### GOAL OF THE EXERCISE:
Omit the pictures and output every entry below exactly as written.

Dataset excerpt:
>> begin
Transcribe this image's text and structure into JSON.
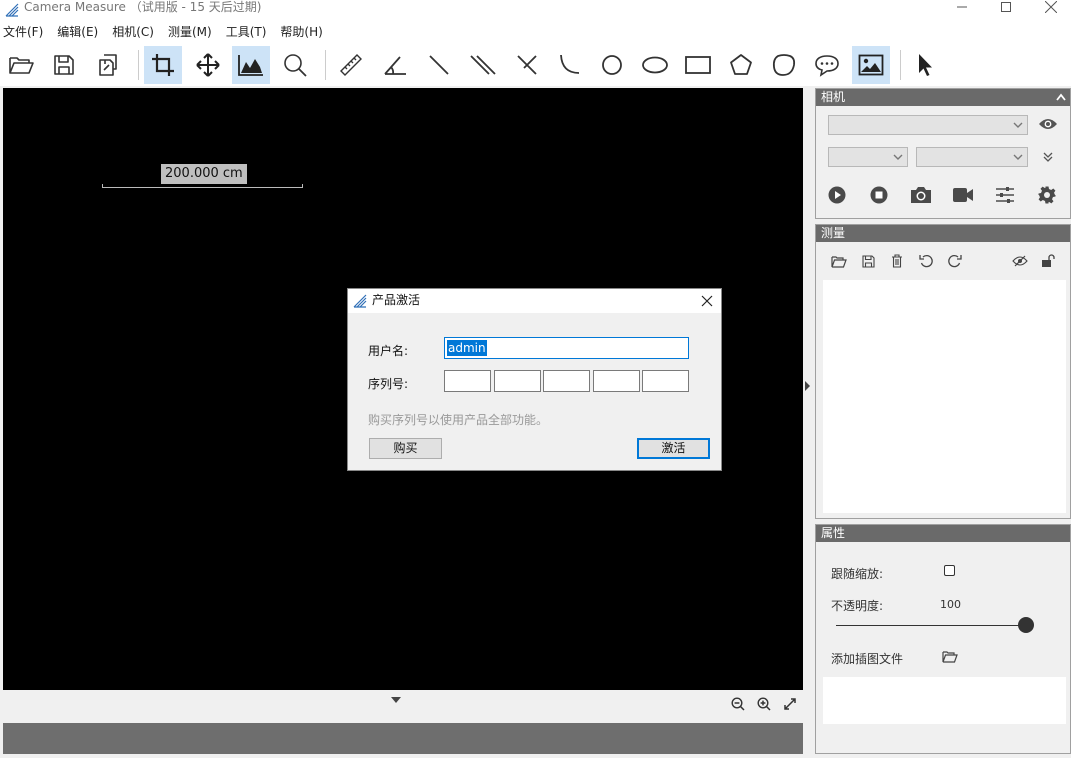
{
  "window": {
    "title": "Camera Measure （试用版 - 15 天后过期)"
  },
  "menu": [
    {
      "label": "文件(F)"
    },
    {
      "label": "编辑(E)"
    },
    {
      "label": "相机(C)"
    },
    {
      "label": "测量(M)"
    },
    {
      "label": "工具(T)"
    },
    {
      "label": "帮助(H)"
    }
  ],
  "toolbar": {
    "tools": [
      "open-folder",
      "save",
      "copy",
      "crop",
      "move",
      "histogram",
      "zoom",
      "ruler",
      "angle",
      "line",
      "parallel-lines",
      "perpendicular",
      "arc",
      "circle",
      "ellipse",
      "rectangle",
      "pentagon",
      "closed-curve",
      "annotation",
      "image-overlay",
      "pointer"
    ],
    "active": [
      "crop",
      "histogram",
      "image-overlay"
    ]
  },
  "canvas": {
    "scale_label": "200.000 cm",
    "background": "#000000"
  },
  "panels": {
    "camera": {
      "title": "相机"
    },
    "measure": {
      "title": "测量"
    },
    "properties": {
      "title": "属性",
      "follow_zoom_label": "跟随缩放:",
      "opacity_label": "不透明度:",
      "opacity_value": "100",
      "opacity_fraction": 1.0,
      "add_image_label": "添加插图文件"
    }
  },
  "dialog": {
    "title": "产品激活",
    "username_label": "用户名:",
    "username_value": "admin",
    "serial_label": "序列号:",
    "hint": "购买序列号以使用产品全部功能。",
    "buy_label": "购买",
    "activate_label": "激活"
  },
  "colors": {
    "accent": "#0078d7",
    "active_tool_bg": "#cde3f7",
    "panel_header": "#6a6a6a"
  }
}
>> end
### WRITTEN ANSWER:
Transcribe this image's text and structure into JSON.
{
  "window": {
    "title": "Camera Measure （试用版 - 15 天后过期)"
  },
  "menu": [
    {
      "label": "文件(F)"
    },
    {
      "label": "编辑(E)"
    },
    {
      "label": "相机(C)"
    },
    {
      "label": "测量(M)"
    },
    {
      "label": "工具(T)"
    },
    {
      "label": "帮助(H)"
    }
  ],
  "toolbar": {
    "tools": [
      "open-folder",
      "save",
      "copy",
      "crop",
      "move",
      "histogram",
      "zoom",
      "ruler",
      "angle",
      "line",
      "parallel-lines",
      "perpendicular",
      "arc",
      "circle",
      "ellipse",
      "rectangle",
      "pentagon",
      "closed-curve",
      "annotation",
      "image-overlay",
      "pointer"
    ],
    "active": [
      "crop",
      "histogram",
      "image-overlay"
    ]
  },
  "canvas": {
    "scale_label": "200.000 cm",
    "background": "#000000"
  },
  "panels": {
    "camera": {
      "title": "相机"
    },
    "measure": {
      "title": "测量"
    },
    "properties": {
      "title": "属性",
      "follow_zoom_label": "跟随缩放:",
      "opacity_label": "不透明度:",
      "opacity_value": "100",
      "opacity_fraction": 1.0,
      "add_image_label": "添加插图文件"
    }
  },
  "dialog": {
    "title": "产品激活",
    "username_label": "用户名:",
    "username_value": "admin",
    "serial_label": "序列号:",
    "hint": "购买序列号以使用产品全部功能。",
    "buy_label": "购买",
    "activate_label": "激活"
  },
  "colors": {
    "accent": "#0078d7",
    "active_tool_bg": "#cde3f7",
    "panel_header": "#6a6a6a"
  }
}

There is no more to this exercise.